**WHAT IS NEEDED:** Among the records below, find each line that includes the string "только" and copy it.

**DATASET ROWS:**
>> BEGIN
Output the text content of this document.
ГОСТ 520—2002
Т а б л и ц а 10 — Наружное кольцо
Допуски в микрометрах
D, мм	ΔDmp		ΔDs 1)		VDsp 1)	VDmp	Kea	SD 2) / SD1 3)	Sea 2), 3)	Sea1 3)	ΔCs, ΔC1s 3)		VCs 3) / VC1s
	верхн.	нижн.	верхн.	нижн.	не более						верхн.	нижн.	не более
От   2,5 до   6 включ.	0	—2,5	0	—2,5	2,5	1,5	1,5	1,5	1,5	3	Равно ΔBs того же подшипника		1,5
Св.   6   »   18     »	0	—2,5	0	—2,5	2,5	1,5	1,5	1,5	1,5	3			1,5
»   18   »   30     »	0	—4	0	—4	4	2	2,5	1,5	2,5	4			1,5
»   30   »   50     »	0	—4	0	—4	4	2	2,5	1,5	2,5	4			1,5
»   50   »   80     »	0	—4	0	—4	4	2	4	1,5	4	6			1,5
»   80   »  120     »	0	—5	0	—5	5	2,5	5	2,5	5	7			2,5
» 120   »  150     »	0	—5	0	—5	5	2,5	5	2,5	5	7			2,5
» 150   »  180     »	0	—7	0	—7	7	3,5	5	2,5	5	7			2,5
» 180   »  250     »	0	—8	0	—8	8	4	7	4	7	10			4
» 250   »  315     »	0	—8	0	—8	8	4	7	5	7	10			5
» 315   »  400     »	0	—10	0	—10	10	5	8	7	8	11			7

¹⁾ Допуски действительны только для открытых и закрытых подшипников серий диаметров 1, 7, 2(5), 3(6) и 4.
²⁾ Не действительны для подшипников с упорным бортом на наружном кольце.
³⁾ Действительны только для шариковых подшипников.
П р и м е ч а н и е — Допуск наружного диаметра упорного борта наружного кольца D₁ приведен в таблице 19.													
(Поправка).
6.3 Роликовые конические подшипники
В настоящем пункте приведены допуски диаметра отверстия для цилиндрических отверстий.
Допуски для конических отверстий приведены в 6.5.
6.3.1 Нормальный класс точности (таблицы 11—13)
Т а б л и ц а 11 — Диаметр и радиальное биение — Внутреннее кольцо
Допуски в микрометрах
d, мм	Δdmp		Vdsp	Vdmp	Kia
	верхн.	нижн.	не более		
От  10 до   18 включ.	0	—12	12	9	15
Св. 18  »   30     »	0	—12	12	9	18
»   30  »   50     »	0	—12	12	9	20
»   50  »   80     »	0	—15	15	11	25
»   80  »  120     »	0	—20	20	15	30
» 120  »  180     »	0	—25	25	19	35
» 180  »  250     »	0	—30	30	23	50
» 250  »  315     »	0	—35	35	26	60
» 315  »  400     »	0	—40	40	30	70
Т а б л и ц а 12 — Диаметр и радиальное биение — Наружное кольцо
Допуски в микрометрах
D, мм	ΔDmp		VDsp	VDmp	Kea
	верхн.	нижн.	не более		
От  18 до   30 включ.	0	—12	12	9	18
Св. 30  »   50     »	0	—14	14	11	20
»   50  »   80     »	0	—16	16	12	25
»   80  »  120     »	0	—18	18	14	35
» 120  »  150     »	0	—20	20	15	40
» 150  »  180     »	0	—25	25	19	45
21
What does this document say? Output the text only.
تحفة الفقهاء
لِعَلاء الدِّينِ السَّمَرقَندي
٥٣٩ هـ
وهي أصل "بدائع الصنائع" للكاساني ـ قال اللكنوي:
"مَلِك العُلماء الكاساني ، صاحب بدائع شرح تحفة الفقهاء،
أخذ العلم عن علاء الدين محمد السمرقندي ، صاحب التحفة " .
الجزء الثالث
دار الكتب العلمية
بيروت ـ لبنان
>> END
**EXERCISE OUTPUT:**
¹⁾ Допуски действительны только для открытых и закрытых подшипников серий диаметров 1, 7, 2(5), 3(6) и 4.
³⁾ Действительны только для шариковых подшипников.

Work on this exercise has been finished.